◆ PROBLEM
All of the data below must be repeated exactly.
__________________________________________________
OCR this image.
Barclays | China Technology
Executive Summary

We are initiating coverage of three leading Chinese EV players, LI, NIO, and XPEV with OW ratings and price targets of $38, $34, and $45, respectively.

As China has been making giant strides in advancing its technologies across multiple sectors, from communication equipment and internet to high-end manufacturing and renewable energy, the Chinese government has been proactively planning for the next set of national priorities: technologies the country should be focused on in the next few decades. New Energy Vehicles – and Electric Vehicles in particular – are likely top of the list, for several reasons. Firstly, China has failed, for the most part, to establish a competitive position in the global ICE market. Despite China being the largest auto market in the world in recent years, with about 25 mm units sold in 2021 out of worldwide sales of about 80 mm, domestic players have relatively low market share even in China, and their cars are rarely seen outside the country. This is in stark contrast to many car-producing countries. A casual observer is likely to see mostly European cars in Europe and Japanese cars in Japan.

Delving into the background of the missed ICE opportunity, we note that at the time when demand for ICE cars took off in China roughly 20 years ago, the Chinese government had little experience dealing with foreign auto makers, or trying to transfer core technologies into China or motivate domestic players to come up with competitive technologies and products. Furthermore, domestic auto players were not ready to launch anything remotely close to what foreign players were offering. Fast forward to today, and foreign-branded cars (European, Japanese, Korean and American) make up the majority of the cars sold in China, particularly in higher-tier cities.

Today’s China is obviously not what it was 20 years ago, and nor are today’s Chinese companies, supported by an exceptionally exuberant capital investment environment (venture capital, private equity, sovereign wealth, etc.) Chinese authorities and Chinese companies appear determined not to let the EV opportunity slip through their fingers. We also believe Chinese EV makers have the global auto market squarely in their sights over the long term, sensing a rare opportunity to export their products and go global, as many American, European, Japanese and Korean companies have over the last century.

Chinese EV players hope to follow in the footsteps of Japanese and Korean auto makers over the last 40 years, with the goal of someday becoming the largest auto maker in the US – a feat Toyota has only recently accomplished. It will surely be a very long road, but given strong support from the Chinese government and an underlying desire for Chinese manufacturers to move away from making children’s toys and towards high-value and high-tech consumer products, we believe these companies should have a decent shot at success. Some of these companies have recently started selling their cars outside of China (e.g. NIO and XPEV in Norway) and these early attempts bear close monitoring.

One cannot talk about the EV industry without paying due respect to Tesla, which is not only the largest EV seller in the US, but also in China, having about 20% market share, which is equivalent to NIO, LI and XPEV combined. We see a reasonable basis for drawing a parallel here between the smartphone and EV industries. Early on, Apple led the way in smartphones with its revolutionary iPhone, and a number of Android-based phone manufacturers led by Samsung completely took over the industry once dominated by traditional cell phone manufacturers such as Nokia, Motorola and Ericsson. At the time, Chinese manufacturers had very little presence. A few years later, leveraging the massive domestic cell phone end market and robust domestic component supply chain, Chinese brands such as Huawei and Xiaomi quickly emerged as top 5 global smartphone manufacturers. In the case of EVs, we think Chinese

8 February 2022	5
__________________________________________________
◆ CORRECT ANSWER
OCR this image.
Barclays | China Technology
Executive Summary

We are initiating coverage of three leading Chinese EV players, LI, NIO, and XPEV with OW ratings and price targets of $38, $34, and $45, respectively.

As China has been making giant strides in advancing its technologies across multiple sectors, from communication equipment and internet to high-end manufacturing and renewable energy, the Chinese government has been proactively planning for the next set of national priorities: technologies the country should be focused on in the next few decades. New Energy Vehicles – and Electric Vehicles in particular – are likely top of the list, for several reasons. Firstly, China has failed, for the most part, to establish a competitive position in the global ICE market. Despite China being the largest auto market in the world in recent years, with about 25 mm units sold in 2021 out of worldwide sales of about 80 mm, domestic players have relatively low market share even in China, and their cars are rarely seen outside the country. This is in stark contrast to many car-producing countries. A casual observer is likely to see mostly European cars in Europe and Japanese cars in Japan.

Delving into the background of the missed ICE opportunity, we note that at the time when demand for ICE cars took off in China roughly 20 years ago, the Chinese government had little experience dealing with foreign auto makers, or trying to transfer core technologies into China or motivate domestic players to come up with competitive technologies and products. Furthermore, domestic auto players were not ready to launch anything remotely close to what foreign players were offering. Fast forward to today, and foreign-branded cars (European, Japanese, Korean and American) make up the majority of the cars sold in China, particularly in higher-tier cities.

Today’s China is obviously not what it was 20 years ago, and nor are today’s Chinese companies, supported by an exceptionally exuberant capital investment environment (venture capital, private equity, sovereign wealth, etc.) Chinese authorities and Chinese companies appear determined not to let the EV opportunity slip through their fingers. We also believe Chinese EV makers have the global auto market squarely in their sights over the long term, sensing a rare opportunity to export their products and go global, as many American, European, Japanese and Korean companies have over the last century.

Chinese EV players hope to follow in the footsteps of Japanese and Korean auto makers over the last 40 years, with the goal of someday becoming the largest auto maker in the US – a feat Toyota has only recently accomplished. It will surely be a very long road, but given strong support from the Chinese government and an underlying desire for Chinese manufacturers to move away from making children’s toys and towards high-value and high-tech consumer products, we believe these companies should have a decent shot at success. Some of these companies have recently started selling their cars outside of China (e.g. NIO and XPEV in Norway) and these early attempts bear close monitoring.

One cannot talk about the EV industry without paying due respect to Tesla, which is not only the largest EV seller in the US, but also in China, having about 20% market share, which is equivalent to NIO, LI and XPEV combined. We see a reasonable basis for drawing a parallel here between the smartphone and EV industries. Early on, Apple led the way in smartphones with its revolutionary iPhone, and a number of Android-based phone manufacturers led by Samsung completely took over the industry once dominated by traditional cell phone manufacturers such as Nokia, Motorola and Ericsson. At the time, Chinese manufacturers had very little presence. A few years later, leveraging the massive domestic cell phone end market and robust domestic component supply chain, Chinese brands such as Huawei and Xiaomi quickly emerged as top 5 global smartphone manufacturers. In the case of EVs, we think Chinese

8 February 2022	5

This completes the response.